### The exercise
Gather all lines in the data that hold the string "icon".

[Records contained in a dataset]
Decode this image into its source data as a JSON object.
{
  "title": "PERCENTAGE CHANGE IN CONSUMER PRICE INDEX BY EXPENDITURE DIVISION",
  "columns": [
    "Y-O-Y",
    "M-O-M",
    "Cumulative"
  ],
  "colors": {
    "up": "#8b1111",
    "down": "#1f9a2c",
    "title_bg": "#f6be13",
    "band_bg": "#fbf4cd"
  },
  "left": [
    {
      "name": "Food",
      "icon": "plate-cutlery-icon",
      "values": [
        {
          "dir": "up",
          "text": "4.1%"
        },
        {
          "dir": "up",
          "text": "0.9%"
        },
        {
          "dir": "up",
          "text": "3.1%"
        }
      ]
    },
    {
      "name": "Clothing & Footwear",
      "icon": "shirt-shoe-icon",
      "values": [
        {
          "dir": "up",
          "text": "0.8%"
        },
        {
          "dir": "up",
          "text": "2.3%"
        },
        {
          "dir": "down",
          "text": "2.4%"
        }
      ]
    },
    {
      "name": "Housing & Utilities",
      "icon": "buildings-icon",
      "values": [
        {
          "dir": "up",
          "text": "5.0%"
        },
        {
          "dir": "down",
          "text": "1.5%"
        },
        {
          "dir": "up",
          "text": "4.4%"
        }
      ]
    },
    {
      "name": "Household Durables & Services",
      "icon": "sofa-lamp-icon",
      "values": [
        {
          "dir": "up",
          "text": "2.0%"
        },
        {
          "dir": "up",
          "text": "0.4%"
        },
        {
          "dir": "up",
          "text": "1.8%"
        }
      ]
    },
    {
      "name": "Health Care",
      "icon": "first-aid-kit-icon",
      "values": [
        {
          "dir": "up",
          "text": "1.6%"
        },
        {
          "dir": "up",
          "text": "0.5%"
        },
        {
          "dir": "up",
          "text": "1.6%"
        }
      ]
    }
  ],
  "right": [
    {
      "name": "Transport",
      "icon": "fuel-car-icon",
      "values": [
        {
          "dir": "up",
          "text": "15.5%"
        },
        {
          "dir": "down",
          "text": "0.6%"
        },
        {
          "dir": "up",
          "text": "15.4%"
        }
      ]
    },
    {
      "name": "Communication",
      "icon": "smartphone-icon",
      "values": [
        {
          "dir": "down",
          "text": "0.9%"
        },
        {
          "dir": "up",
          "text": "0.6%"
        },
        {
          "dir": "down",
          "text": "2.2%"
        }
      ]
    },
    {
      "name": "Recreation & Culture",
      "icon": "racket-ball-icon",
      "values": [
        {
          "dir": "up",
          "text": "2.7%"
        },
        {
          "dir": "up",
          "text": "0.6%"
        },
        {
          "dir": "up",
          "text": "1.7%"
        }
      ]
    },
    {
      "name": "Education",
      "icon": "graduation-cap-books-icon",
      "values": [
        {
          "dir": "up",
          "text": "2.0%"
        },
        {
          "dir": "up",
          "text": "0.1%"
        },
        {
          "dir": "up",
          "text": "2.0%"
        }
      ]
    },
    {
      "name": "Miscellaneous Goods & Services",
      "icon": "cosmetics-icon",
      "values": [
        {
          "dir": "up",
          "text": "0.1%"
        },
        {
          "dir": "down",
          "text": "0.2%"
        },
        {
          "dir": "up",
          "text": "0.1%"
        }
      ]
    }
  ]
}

### Written reply
      "icon": "plate-cutlery-icon",
      "icon": "shirt-shoe-icon",
      "icon": "buildings-icon",
      "icon": "sofa-lamp-icon",
      "icon": "first-aid-kit-icon",
      "icon": "fuel-car-icon",
      "icon": "smartphone-icon",
      "icon": "racket-ball-icon",
      "icon": "graduation-cap-books-icon",
      "icon": "cosmetics-icon",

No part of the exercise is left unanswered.